Collected data:
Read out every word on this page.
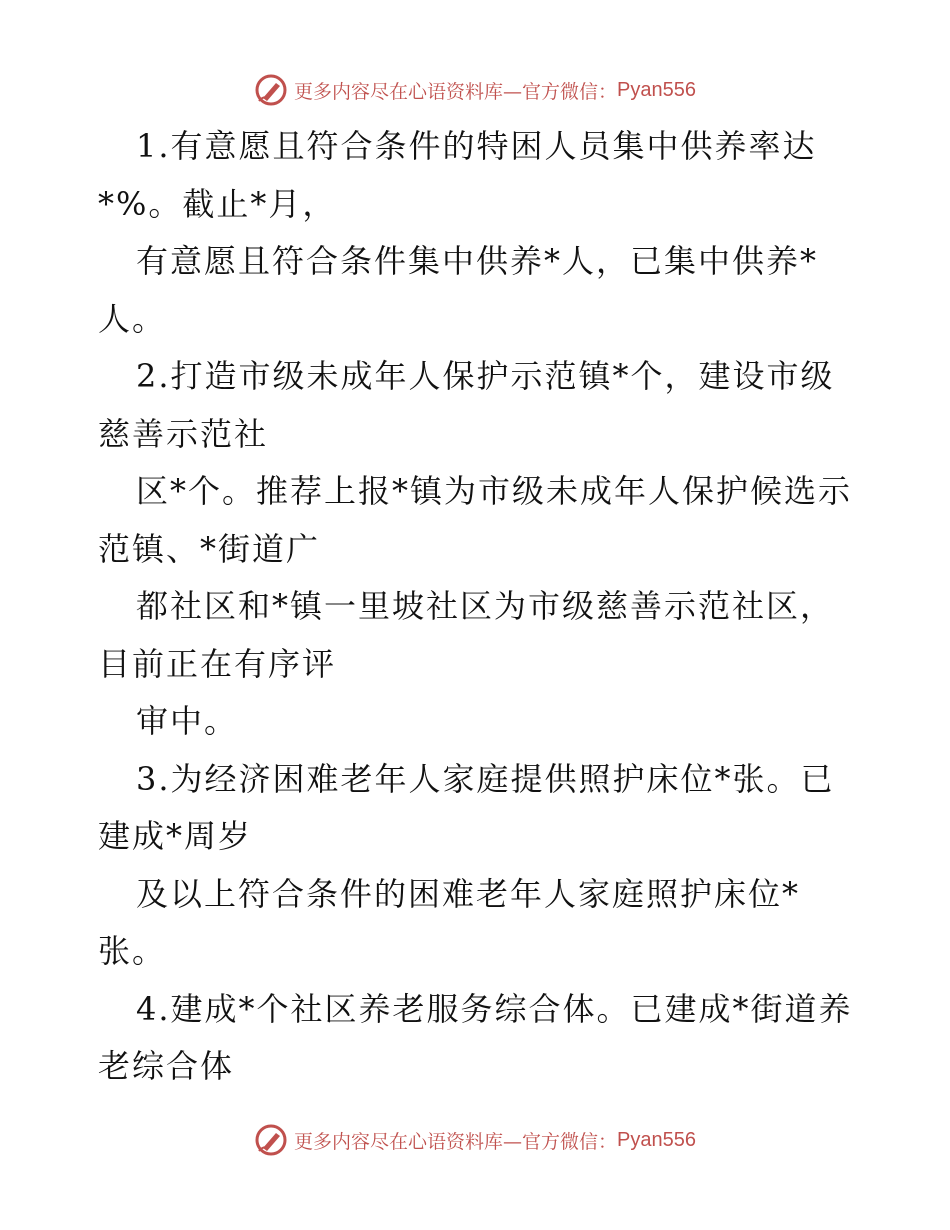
更多内容尽在心语资料库— 官方微信： Pyan556
1.有意愿且符合条件的特困人员集中供养率达
*%。截止*月，
有意愿且符合条件集中供养*人，已集中供养*
人。
2.打造市级未成年人保护示范镇*个，建设市级
慈善示范社
区*个。推荐上报*镇为市级未成年人保护候选示
范镇、*街道广
都社区和*镇一里坡社区为市级慈善示范社区，
目前正在有序评
审中。
3.为经济困难老年人家庭提供照护床位*张。已
建成*周岁
及以上符合条件的困难老年人家庭照护床位*
张。
4.建成*个社区养老服务综合体。已建成*街道养
老综合体
更多内容尽在心语资料库— 官方微信： Pyan556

◆ **Work instructions**
Reproduce the listing word for word and omit its pictures.

◆ **Solved problem**
Read out every word on this page.
更多内容尽在心语资料库— 官方微信： Pyan556
1.有意愿且符合条件的特困人员集中供养率达
*%。截止*月，
有意愿且符合条件集中供养*人，已集中供养*
人。
2.打造市级未成年人保护示范镇*个，建设市级
慈善示范社
区*个。推荐上报*镇为市级未成年人保护候选示
范镇、*街道广
都社区和*镇一里坡社区为市级慈善示范社区，
目前正在有序评
审中。
3.为经济困难老年人家庭提供照护床位*张。已
建成*周岁
及以上符合条件的困难老年人家庭照护床位*
张。
4.建成*个社区养老服务综合体。已建成*街道养
老综合体
更多内容尽在心语资料库— 官方微信： Pyan556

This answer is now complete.